• WHAT IS ASKED: Go through the entries and say how many lines contain the string "injection". The number is the whole answer.

• MATERIAL FOR THIS TASK:
----------
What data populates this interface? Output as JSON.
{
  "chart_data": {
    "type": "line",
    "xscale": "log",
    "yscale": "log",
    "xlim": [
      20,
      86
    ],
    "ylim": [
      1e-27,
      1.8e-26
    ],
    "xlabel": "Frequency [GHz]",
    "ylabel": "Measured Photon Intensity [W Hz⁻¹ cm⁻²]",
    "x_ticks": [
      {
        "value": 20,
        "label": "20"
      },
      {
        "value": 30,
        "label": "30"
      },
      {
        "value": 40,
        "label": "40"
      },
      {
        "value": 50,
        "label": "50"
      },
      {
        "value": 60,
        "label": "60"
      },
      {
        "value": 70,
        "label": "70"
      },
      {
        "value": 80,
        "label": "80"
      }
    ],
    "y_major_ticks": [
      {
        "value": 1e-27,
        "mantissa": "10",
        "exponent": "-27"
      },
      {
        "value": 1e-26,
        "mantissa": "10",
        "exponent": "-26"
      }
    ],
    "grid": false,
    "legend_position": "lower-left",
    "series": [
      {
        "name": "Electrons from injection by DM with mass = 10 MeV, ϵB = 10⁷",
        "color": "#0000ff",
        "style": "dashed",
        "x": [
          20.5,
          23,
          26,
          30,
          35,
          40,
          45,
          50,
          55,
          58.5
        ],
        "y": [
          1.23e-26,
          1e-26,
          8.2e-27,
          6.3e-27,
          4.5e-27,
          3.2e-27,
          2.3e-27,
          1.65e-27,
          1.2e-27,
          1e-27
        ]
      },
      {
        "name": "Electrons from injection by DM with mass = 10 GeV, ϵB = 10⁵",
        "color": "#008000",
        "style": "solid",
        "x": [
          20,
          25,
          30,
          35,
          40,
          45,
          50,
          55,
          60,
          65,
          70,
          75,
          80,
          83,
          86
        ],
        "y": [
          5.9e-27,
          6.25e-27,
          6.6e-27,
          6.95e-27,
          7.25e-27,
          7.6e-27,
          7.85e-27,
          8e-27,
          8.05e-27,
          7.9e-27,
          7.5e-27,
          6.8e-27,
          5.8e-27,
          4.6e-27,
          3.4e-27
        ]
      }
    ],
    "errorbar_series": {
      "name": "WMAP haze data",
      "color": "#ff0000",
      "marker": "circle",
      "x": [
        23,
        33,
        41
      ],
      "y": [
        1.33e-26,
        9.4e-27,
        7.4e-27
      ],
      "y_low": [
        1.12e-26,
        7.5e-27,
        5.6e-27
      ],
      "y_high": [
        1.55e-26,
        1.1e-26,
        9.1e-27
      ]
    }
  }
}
----------
• COMPLETE OUTPUT: 2